(Excerpt from a dataset)
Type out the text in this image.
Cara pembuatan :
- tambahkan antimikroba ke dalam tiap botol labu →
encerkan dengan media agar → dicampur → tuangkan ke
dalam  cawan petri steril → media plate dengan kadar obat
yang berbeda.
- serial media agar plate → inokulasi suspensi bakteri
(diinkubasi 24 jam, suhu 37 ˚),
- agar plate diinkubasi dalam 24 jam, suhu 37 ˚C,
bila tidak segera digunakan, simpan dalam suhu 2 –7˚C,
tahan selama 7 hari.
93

==

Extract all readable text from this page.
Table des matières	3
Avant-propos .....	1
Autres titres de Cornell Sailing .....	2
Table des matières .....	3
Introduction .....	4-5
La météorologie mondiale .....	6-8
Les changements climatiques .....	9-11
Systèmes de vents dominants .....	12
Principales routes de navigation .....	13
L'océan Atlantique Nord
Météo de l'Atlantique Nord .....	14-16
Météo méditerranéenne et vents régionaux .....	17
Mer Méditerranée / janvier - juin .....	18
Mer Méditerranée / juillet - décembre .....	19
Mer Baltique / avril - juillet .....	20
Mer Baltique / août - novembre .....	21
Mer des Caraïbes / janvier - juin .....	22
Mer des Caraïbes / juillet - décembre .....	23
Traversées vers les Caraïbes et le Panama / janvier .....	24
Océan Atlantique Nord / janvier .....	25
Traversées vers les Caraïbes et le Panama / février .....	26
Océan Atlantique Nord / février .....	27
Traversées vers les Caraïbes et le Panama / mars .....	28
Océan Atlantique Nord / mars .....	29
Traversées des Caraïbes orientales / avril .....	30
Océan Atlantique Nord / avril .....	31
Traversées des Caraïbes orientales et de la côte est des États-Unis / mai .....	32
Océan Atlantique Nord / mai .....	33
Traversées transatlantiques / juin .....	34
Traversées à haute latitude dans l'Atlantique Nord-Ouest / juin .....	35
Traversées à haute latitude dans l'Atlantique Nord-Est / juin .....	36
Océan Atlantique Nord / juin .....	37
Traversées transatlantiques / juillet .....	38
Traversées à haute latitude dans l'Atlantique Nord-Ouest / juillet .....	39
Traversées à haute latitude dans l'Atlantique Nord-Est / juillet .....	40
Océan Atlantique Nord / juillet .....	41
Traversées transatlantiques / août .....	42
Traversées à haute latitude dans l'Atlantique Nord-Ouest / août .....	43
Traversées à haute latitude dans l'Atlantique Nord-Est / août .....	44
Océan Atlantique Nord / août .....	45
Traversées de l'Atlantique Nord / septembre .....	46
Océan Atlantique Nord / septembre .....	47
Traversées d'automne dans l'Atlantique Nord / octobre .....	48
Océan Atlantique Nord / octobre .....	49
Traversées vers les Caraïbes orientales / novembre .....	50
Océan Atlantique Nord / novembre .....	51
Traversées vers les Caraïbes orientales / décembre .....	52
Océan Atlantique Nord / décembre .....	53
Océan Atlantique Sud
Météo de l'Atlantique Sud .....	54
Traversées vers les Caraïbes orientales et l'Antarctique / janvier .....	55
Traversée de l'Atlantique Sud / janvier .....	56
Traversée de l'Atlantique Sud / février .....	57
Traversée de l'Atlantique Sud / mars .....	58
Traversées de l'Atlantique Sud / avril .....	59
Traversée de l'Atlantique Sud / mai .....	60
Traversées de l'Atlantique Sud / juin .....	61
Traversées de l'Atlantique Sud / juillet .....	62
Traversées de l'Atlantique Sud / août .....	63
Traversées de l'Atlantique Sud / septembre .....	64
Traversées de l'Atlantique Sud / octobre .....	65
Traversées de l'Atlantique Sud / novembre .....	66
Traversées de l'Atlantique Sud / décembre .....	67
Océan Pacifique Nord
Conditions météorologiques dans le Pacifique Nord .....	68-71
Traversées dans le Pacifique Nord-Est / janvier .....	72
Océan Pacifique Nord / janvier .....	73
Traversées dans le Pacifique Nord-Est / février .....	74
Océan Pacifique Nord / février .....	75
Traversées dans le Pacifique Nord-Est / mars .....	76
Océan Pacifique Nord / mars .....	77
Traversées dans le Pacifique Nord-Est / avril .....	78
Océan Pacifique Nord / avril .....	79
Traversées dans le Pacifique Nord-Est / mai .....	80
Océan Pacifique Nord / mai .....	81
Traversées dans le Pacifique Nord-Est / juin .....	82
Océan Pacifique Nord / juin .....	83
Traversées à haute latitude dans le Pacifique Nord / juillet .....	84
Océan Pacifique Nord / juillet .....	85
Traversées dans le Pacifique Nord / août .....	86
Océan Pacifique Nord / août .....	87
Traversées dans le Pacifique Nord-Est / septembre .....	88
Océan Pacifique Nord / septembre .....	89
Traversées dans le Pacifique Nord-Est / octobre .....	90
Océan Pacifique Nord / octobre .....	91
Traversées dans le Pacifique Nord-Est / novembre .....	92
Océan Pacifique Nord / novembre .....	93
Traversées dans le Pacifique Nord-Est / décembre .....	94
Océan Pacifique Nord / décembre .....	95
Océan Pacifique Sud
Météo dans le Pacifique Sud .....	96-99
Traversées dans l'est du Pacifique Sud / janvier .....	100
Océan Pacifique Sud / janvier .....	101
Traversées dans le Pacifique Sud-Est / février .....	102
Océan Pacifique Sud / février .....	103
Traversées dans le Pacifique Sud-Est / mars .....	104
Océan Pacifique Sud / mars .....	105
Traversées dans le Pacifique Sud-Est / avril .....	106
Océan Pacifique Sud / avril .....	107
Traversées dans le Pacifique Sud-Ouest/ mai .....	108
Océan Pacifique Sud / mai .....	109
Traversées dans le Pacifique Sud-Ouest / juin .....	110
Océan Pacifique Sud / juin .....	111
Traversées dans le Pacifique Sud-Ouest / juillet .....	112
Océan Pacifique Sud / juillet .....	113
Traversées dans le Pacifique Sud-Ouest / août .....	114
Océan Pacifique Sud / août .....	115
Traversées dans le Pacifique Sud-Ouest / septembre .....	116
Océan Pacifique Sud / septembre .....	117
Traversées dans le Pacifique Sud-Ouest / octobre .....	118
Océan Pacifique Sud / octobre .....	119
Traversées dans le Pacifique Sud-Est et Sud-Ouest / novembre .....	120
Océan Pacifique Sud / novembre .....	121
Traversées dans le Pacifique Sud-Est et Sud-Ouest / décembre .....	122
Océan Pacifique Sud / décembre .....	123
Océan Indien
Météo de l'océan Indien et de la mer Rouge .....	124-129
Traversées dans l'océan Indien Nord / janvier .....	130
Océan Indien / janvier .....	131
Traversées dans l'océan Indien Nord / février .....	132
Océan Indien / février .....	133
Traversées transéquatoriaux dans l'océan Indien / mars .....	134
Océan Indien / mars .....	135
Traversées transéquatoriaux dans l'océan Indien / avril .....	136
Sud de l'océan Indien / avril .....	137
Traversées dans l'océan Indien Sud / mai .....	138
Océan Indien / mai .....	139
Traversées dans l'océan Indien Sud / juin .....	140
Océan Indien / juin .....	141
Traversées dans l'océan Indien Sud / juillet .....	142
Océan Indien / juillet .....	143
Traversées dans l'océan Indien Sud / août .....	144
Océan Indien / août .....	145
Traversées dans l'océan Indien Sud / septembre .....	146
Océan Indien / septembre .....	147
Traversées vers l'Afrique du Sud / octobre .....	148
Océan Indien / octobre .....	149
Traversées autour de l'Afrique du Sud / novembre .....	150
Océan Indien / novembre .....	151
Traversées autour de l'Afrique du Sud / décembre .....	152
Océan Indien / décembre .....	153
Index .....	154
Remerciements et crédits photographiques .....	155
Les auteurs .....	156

» **DIRECTIONS**:
Report every line containing the word "janvier" from the listing above.

» **SOLVED PROBLEM**:
Mer Méditerranée / janvier - juin .....	18
Mer des Caraïbes / janvier - juin .....	22
Traversées vers les Caraïbes et le Panama / janvier .....	24
Océan Atlantique Nord / janvier .....	25
Traversées vers les Caraïbes orientales et l'Antarctique / janvier .....	55
Traversée de l'Atlantique Sud / janvier .....	56
Traversées dans le Pacifique Nord-Est / janvier .....	72
Océan Pacifique Nord / janvier .....	73
Traversées dans l'est du Pacifique Sud / janvier .....	100
Océan Pacifique Sud / janvier .....	101
Traversées dans l'océan Indien Nord / janvier .....	130
Océan Indien / janvier .....	131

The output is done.